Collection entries
◇ ◇ ◇ ◇ ◇
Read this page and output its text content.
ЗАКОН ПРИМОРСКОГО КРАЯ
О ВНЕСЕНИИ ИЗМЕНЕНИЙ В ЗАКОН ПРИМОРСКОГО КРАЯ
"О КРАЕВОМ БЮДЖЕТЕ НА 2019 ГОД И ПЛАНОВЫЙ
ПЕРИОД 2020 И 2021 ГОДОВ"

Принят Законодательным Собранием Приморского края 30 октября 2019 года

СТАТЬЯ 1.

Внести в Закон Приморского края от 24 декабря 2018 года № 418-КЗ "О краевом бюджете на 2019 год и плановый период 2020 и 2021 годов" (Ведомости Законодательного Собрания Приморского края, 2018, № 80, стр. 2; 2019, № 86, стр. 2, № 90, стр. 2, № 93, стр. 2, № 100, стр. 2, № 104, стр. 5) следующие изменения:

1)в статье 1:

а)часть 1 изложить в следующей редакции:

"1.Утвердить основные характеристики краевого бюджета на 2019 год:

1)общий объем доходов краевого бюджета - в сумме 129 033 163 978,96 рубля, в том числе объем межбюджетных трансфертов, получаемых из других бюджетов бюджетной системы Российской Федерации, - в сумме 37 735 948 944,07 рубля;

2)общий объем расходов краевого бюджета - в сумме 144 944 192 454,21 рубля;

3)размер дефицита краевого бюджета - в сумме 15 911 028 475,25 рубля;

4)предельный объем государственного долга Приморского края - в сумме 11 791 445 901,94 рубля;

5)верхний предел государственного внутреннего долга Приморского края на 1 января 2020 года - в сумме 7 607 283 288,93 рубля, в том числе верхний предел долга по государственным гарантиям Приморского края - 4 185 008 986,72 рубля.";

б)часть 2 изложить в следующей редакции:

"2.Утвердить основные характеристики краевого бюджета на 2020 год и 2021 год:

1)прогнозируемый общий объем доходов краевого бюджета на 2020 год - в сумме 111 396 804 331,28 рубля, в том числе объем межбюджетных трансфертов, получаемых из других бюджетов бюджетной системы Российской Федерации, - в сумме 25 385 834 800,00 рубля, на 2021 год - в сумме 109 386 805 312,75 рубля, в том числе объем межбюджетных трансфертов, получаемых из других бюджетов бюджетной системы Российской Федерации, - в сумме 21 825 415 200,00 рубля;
◇ ◇ ◇ ◇ ◇
Written problem ▸
Return a copy of every line that includes the word "бюджета".

Written solution ▸
"1.Утвердить основные характеристики краевого бюджета на 2019 год:
1)общий объем доходов краевого бюджета - в сумме 129 033 163 978,96 рубля, в том числе объем межбюджетных трансфертов, получаемых из других бюджетов бюджетной системы Российской Федерации, - в сумме 37 735 948 944,07 рубля;
2)общий объем расходов краевого бюджета - в сумме 144 944 192 454,21 рубля;
3)размер дефицита краевого бюджета - в сумме 15 911 028 475,25 рубля;
"2.Утвердить основные характеристики краевого бюджета на 2020 год и 2021 год:
1)прогнозируемый общий объем доходов краевого бюджета на 2020 год - в сумме 111 396 804 331,28 рубля, в том числе объем межбюджетных трансфертов, получаемых из других бюджетов бюджетной системы Российской Федерации, - в сумме 25 385 834 800,00 рубля, на 2021 год - в сумме 109 386 805 312,75 рубля, в том числе объем межбюджетных трансфертов, получаемых из других бюджетов бюджетной системы Российской Федерации, - в сумме 21 825 415 200,00 рубля;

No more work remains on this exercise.